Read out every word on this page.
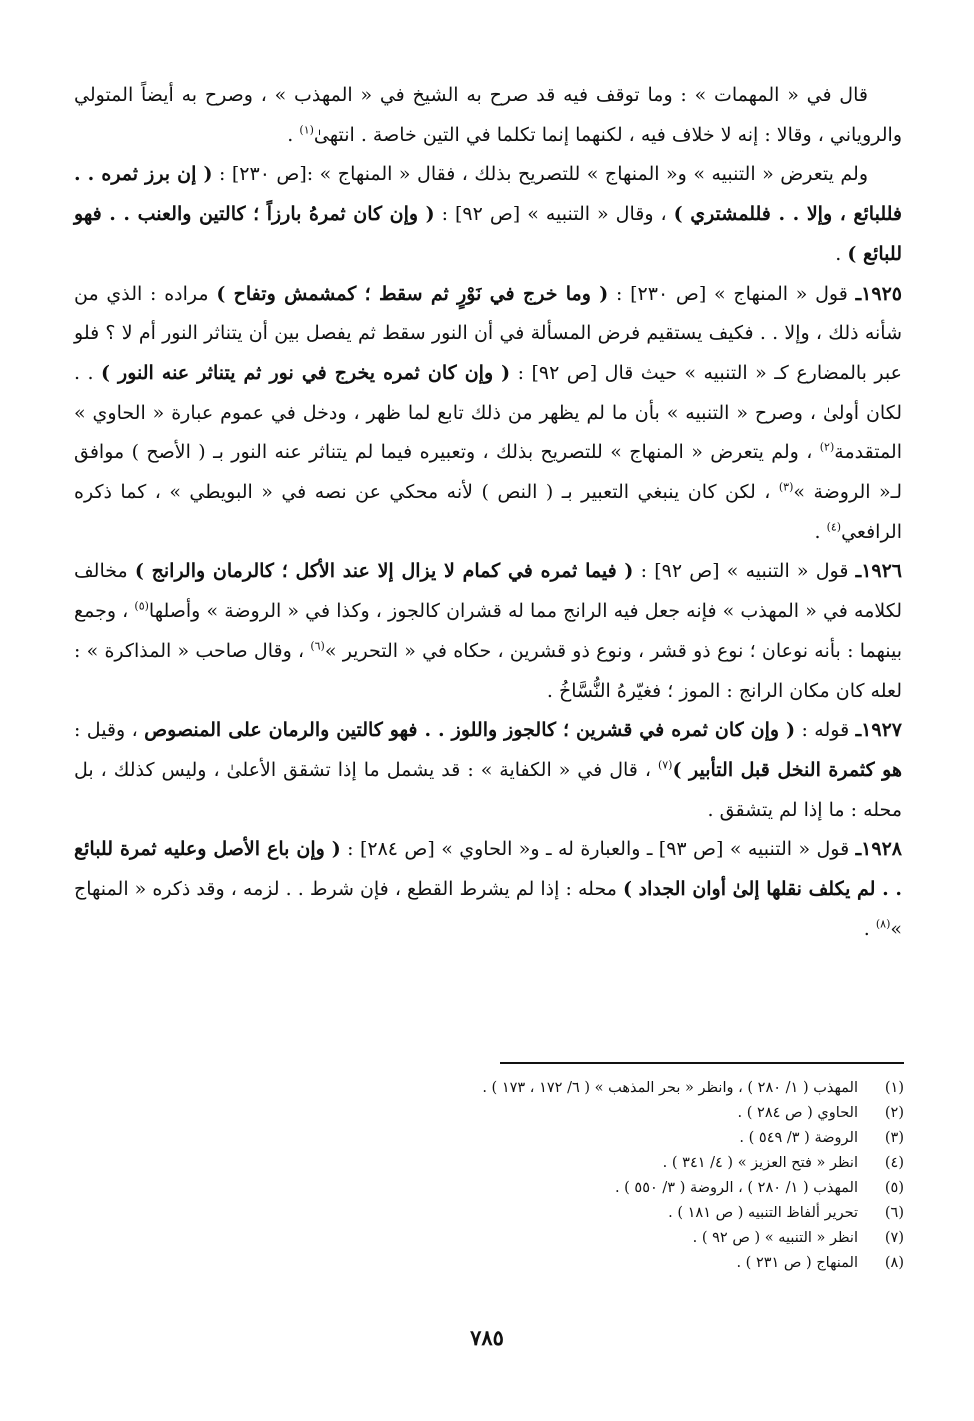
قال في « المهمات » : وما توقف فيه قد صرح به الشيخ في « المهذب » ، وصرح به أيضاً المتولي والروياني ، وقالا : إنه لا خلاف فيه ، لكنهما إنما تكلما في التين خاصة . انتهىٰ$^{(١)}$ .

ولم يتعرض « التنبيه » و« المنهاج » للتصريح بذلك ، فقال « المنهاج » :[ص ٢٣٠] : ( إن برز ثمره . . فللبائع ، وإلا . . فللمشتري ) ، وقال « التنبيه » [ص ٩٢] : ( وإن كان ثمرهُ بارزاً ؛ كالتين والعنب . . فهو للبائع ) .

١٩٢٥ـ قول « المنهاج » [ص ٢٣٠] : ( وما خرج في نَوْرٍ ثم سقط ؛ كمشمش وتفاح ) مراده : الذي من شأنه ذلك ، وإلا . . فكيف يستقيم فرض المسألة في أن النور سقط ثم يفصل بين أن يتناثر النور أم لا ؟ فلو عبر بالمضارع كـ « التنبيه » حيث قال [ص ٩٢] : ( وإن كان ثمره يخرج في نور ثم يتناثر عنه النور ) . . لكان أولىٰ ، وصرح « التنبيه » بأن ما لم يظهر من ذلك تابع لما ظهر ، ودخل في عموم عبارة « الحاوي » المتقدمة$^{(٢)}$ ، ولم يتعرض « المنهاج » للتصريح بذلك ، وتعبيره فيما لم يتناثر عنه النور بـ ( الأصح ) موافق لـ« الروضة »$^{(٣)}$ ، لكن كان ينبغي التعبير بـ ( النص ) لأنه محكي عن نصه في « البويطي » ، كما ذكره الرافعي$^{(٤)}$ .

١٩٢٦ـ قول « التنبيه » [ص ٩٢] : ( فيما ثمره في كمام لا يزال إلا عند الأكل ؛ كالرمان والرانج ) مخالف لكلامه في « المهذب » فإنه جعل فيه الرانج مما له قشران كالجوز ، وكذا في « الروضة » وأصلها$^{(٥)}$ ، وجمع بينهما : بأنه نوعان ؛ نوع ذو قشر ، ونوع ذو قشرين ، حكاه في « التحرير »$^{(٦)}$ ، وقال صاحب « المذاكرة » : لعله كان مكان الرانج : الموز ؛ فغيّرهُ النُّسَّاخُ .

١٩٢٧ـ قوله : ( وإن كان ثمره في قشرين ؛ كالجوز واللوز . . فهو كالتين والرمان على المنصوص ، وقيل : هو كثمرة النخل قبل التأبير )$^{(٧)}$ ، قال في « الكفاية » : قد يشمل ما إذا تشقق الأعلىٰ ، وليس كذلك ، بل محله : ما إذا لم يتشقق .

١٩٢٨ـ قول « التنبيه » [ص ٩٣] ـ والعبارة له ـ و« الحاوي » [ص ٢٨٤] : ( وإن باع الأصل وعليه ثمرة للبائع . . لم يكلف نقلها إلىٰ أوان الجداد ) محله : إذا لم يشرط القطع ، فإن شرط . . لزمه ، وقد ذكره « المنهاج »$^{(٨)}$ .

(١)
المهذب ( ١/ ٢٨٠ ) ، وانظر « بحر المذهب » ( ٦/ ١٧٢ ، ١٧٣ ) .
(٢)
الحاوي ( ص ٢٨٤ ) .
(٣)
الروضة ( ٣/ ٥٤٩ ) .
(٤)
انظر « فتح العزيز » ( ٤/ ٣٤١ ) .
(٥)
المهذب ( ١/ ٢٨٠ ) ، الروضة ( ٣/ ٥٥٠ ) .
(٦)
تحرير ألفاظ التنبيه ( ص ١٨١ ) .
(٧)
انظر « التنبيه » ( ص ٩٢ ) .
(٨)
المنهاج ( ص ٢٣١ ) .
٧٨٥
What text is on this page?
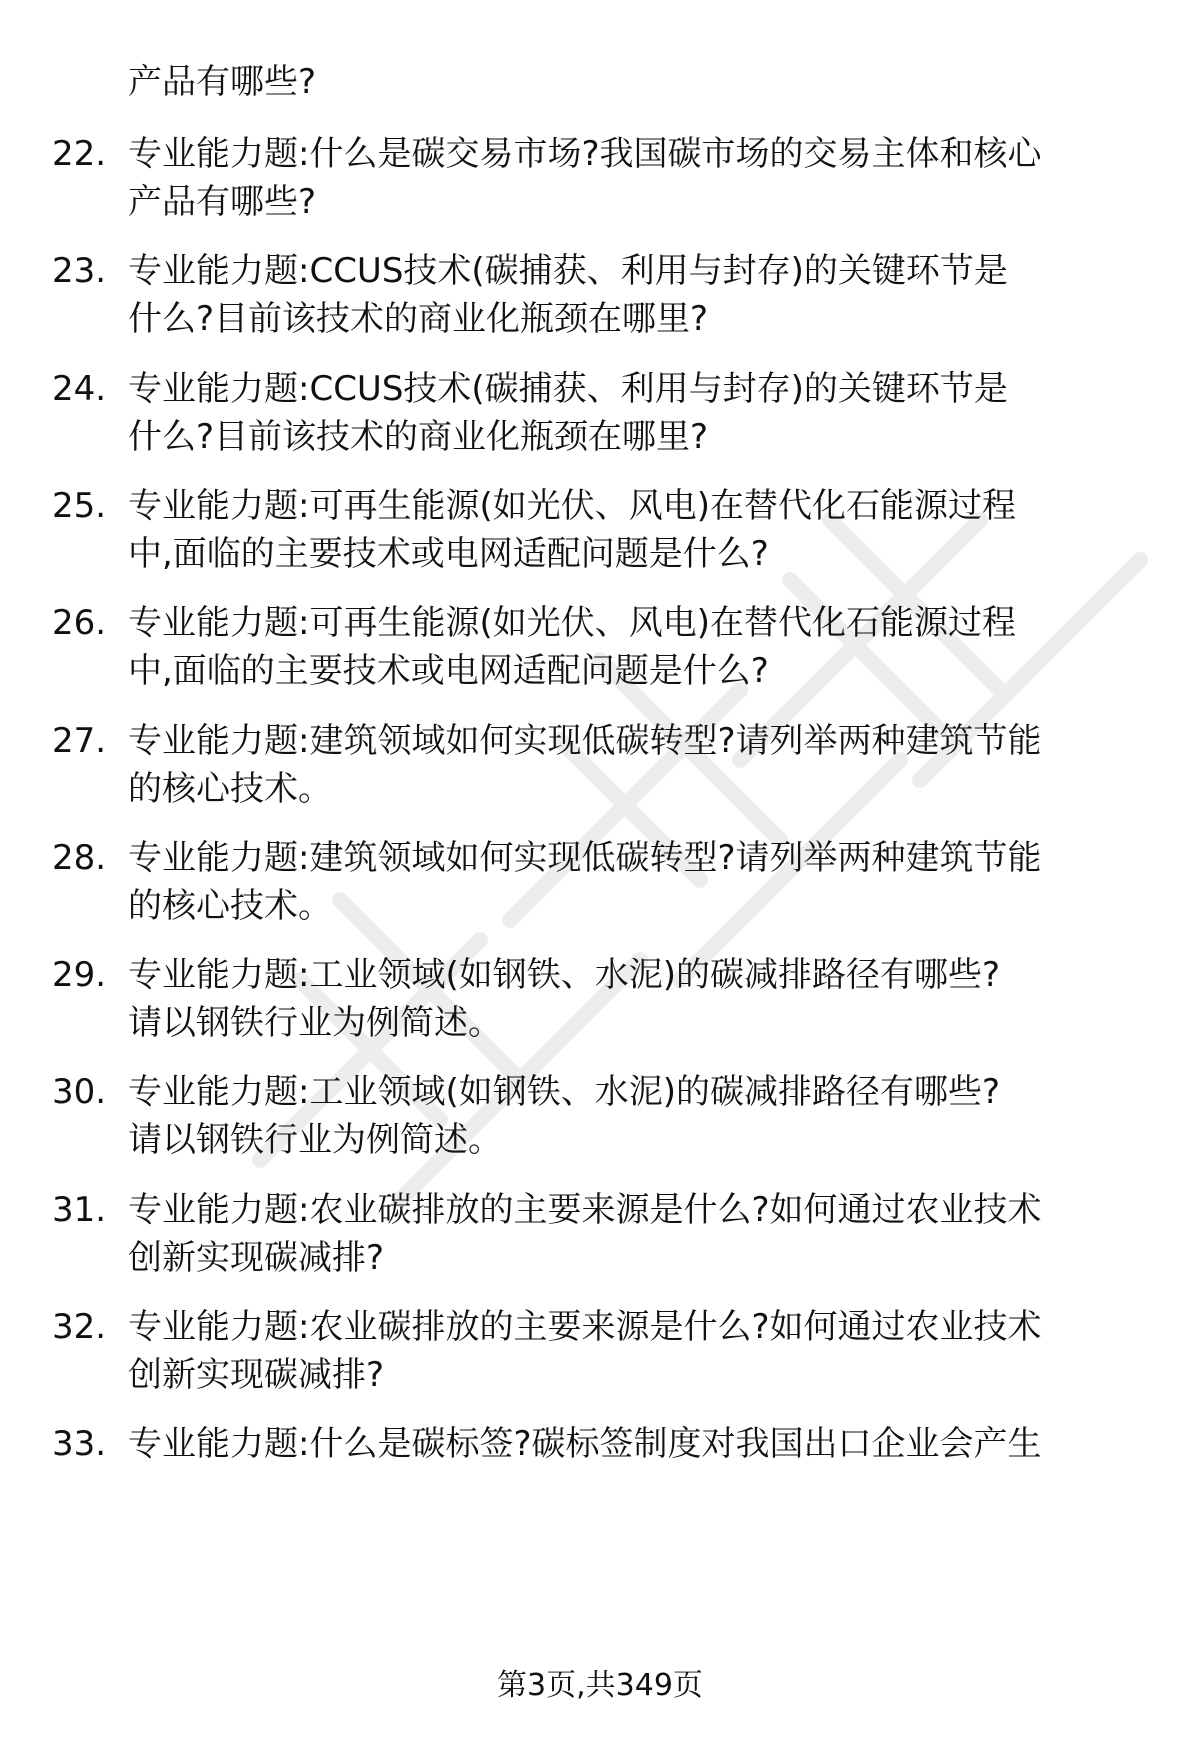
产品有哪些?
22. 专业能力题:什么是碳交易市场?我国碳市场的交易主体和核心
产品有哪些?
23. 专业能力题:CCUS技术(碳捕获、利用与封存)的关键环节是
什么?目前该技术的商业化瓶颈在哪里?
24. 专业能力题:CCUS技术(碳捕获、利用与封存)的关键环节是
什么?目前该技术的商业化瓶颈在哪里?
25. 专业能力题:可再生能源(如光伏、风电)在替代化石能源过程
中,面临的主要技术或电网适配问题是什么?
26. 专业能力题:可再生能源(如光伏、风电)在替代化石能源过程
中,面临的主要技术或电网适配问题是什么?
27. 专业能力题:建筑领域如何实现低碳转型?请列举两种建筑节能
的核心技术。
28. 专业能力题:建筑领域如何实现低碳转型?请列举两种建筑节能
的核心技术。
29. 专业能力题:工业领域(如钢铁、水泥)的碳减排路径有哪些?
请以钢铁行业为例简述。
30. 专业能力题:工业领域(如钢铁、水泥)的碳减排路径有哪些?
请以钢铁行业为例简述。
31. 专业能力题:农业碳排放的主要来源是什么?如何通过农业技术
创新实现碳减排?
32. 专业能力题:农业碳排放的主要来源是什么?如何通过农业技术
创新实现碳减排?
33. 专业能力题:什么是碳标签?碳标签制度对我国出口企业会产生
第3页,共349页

Work to complete
Keep the pictures out of your copy, and repeat every entry above exactly.

The result
Read out every word on this page.
قال في « المهمات » : وما توقف فيه قد صرح به الشيخ في « المهذب » ، وصرح به أيضاً المتولي والروياني ، وقالا : إنه لا خلاف فيه ، لكنهما إنما تكلما في التين خاصة . انتهىٰ$^{(١)}$ .

ولم يتعرض « التنبيه » و« المنهاج » للتصريح بذلك ، فقال « المنهاج » :[ص ٢٣٠] : ( إن برز ثمره . . فللبائع ، وإلا . . فللمشتري ) ، وقال « التنبيه » [ص ٩٢] : ( وإن كان ثمرهُ بارزاً ؛ كالتين والعنب . . فهو للبائع ) .

١٩٢٥ـ قول « المنهاج » [ص ٢٣٠] : ( وما خرج في نَوْرٍ ثم سقط ؛ كمشمش وتفاح ) مراده : الذي من شأنه ذلك ، وإلا . . فكيف يستقيم فرض المسألة في أن النور سقط ثم يفصل بين أن يتناثر النور أم لا ؟ فلو عبر بالمضارع كـ « التنبيه » حيث قال [ص ٩٢] : ( وإن كان ثمره يخرج في نور ثم يتناثر عنه النور ) . . لكان أولىٰ ، وصرح « التنبيه » بأن ما لم يظهر من ذلك تابع لما ظهر ، ودخل في عموم عبارة « الحاوي » المتقدمة$^{(٢)}$ ، ولم يتعرض « المنهاج » للتصريح بذلك ، وتعبيره فيما لم يتناثر عنه النور بـ ( الأصح ) موافق لـ« الروضة »$^{(٣)}$ ، لكن كان ينبغي التعبير بـ ( النص ) لأنه محكي عن نصه في « البويطي » ، كما ذكره الرافعي$^{(٤)}$ .

١٩٢٦ـ قول « التنبيه » [ص ٩٢] : ( فيما ثمره في كمام لا يزال إلا عند الأكل ؛ كالرمان والرانج ) مخالف لكلامه في « المهذب » فإنه جعل فيه الرانج مما له قشران كالجوز ، وكذا في « الروضة » وأصلها$^{(٥)}$ ، وجمع بينهما : بأنه نوعان ؛ نوع ذو قشر ، ونوع ذو قشرين ، حكاه في « التحرير »$^{(٦)}$ ، وقال صاحب « المذاكرة » : لعله كان مكان الرانج : الموز ؛ فغيّرهُ النُّسَّاخُ .

١٩٢٧ـ قوله : ( وإن كان ثمره في قشرين ؛ كالجوز واللوز . . فهو كالتين والرمان على المنصوص ، وقيل : هو كثمرة النخل قبل التأبير )$^{(٧)}$ ، قال في « الكفاية » : قد يشمل ما إذا تشقق الأعلىٰ ، وليس كذلك ، بل محله : ما إذا لم يتشقق .

١٩٢٨ـ قول « التنبيه » [ص ٩٣] ـ والعبارة له ـ و« الحاوي » [ص ٢٨٤] : ( وإن باع الأصل وعليه ثمرة للبائع . . لم يكلف نقلها إلىٰ أوان الجداد ) محله : إذا لم يشرط القطع ، فإن شرط . . لزمه ، وقد ذكره « المنهاج »$^{(٨)}$ .

(١)
المهذب ( ١/ ٢٨٠ ) ، وانظر « بحر المذهب » ( ٦/ ١٧٢ ، ١٧٣ ) .
(٢)
الحاوي ( ص ٢٨٤ ) .
(٣)
الروضة ( ٣/ ٥٤٩ ) .
(٤)
انظر « فتح العزيز » ( ٤/ ٣٤١ ) .
(٥)
المهذب ( ١/ ٢٨٠ ) ، الروضة ( ٣/ ٥٥٠ ) .
(٦)
تحرير ألفاظ التنبيه ( ص ١٨١ ) .
(٧)
انظر « التنبيه » ( ص ٩٢ ) .
(٨)
المنهاج ( ص ٢٣١ ) .
٧٨٥
What text is on this page?
产品有哪些?
22. 专业能力题:什么是碳交易市场?我国碳市场的交易主体和核心
产品有哪些?
23. 专业能力题:CCUS技术(碳捕获、利用与封存)的关键环节是
什么?目前该技术的商业化瓶颈在哪里?
24. 专业能力题:CCUS技术(碳捕获、利用与封存)的关键环节是
什么?目前该技术的商业化瓶颈在哪里?
25. 专业能力题:可再生能源(如光伏、风电)在替代化石能源过程
中,面临的主要技术或电网适配问题是什么?
26. 专业能力题:可再生能源(如光伏、风电)在替代化石能源过程
中,面临的主要技术或电网适配问题是什么?
27. 专业能力题:建筑领域如何实现低碳转型?请列举两种建筑节能
的核心技术。
28. 专业能力题:建筑领域如何实现低碳转型?请列举两种建筑节能
的核心技术。
29. 专业能力题:工业领域(如钢铁、水泥)的碳减排路径有哪些?
请以钢铁行业为例简述。
30. 专业能力题:工业领域(如钢铁、水泥)的碳减排路径有哪些?
请以钢铁行业为例简述。
31. 专业能力题:农业碳排放的主要来源是什么?如何通过农业技术
创新实现碳减排?
32. 专业能力题:农业碳排放的主要来源是什么?如何通过农业技术
创新实现碳减排?
33. 专业能力题:什么是碳标签?碳标签制度对我国出口企业会产生
第3页,共349页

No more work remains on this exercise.